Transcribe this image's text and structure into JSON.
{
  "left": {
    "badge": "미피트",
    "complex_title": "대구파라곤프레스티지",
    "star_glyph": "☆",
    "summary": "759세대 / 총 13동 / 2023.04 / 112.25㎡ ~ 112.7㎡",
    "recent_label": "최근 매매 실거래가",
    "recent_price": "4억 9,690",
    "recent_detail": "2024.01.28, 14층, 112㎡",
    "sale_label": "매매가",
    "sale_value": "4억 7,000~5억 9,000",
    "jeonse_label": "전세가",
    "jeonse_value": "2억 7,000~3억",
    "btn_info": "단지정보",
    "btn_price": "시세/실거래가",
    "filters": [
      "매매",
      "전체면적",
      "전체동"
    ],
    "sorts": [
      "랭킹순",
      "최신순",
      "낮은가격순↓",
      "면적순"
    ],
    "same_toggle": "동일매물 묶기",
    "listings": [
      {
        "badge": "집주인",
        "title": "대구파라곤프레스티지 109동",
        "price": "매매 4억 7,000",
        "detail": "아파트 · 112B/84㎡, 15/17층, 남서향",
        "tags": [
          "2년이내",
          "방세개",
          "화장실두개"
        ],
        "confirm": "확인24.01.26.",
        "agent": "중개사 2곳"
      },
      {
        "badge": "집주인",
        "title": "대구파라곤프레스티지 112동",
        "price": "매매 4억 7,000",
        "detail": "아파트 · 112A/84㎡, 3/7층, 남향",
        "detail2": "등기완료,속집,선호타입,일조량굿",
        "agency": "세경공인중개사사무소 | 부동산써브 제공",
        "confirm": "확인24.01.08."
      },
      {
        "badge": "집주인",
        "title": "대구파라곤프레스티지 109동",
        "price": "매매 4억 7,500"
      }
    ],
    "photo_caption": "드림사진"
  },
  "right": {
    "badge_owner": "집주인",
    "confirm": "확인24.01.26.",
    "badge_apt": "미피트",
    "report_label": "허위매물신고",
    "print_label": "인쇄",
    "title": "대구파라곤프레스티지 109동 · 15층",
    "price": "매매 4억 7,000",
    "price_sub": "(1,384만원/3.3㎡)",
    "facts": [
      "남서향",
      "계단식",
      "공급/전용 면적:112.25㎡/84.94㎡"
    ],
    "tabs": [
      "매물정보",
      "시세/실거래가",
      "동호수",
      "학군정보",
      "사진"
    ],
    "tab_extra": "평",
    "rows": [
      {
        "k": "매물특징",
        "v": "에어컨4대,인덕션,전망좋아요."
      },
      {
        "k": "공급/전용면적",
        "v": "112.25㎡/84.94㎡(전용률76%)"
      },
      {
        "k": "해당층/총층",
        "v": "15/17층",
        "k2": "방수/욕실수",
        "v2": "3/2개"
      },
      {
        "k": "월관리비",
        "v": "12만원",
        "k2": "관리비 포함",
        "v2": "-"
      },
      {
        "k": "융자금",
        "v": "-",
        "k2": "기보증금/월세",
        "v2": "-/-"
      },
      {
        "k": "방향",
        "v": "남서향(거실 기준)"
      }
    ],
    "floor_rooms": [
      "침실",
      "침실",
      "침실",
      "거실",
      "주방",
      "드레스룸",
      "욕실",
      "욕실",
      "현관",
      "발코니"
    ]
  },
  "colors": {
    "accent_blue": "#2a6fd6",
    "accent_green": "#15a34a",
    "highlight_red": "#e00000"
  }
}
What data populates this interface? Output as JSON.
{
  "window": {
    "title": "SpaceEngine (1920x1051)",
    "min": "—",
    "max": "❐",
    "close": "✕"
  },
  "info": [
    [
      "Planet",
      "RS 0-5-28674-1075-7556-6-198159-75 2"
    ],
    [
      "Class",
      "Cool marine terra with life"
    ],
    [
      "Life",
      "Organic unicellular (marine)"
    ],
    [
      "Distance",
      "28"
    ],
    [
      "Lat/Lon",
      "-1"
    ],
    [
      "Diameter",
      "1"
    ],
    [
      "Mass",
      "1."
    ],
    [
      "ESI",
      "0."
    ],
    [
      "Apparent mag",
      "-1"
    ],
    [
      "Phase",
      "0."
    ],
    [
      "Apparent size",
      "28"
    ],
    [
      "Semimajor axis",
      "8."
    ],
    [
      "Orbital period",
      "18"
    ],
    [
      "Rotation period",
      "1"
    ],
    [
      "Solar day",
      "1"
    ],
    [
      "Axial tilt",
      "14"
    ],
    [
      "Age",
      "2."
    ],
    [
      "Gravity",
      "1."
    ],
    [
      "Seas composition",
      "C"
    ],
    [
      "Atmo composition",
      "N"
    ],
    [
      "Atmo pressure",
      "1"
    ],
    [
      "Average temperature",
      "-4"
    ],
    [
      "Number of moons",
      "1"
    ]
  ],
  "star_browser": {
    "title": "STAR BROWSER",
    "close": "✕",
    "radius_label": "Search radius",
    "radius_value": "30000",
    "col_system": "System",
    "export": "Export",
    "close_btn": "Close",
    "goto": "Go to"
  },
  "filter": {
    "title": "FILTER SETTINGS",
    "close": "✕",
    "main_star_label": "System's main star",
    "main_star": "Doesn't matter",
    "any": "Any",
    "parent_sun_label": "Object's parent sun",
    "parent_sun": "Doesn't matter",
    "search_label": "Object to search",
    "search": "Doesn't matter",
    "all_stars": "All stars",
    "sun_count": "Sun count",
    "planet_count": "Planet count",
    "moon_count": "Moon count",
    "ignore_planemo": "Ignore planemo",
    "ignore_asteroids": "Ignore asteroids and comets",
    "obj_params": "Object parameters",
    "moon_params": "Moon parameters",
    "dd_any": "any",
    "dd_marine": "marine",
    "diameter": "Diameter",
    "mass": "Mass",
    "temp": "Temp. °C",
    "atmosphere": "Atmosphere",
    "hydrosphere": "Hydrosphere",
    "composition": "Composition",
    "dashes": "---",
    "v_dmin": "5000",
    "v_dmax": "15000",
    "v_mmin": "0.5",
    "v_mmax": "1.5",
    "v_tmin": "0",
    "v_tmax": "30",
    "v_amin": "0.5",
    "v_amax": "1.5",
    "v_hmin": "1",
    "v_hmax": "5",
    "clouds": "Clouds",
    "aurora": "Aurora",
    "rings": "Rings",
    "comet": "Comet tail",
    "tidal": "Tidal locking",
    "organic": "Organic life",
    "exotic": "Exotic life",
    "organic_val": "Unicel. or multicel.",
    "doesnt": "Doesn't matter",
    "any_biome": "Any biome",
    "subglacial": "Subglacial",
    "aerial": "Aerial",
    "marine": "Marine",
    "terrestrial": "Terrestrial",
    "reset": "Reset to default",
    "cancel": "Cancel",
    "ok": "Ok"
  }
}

***

▶ _Required work_
Lines containing the word "count" must all be returned from the material above.

▶ _Solved exercise_
    "sun_count": "Sun count",
    "planet_count": "Planet count",
    "moon_count": "Moon count",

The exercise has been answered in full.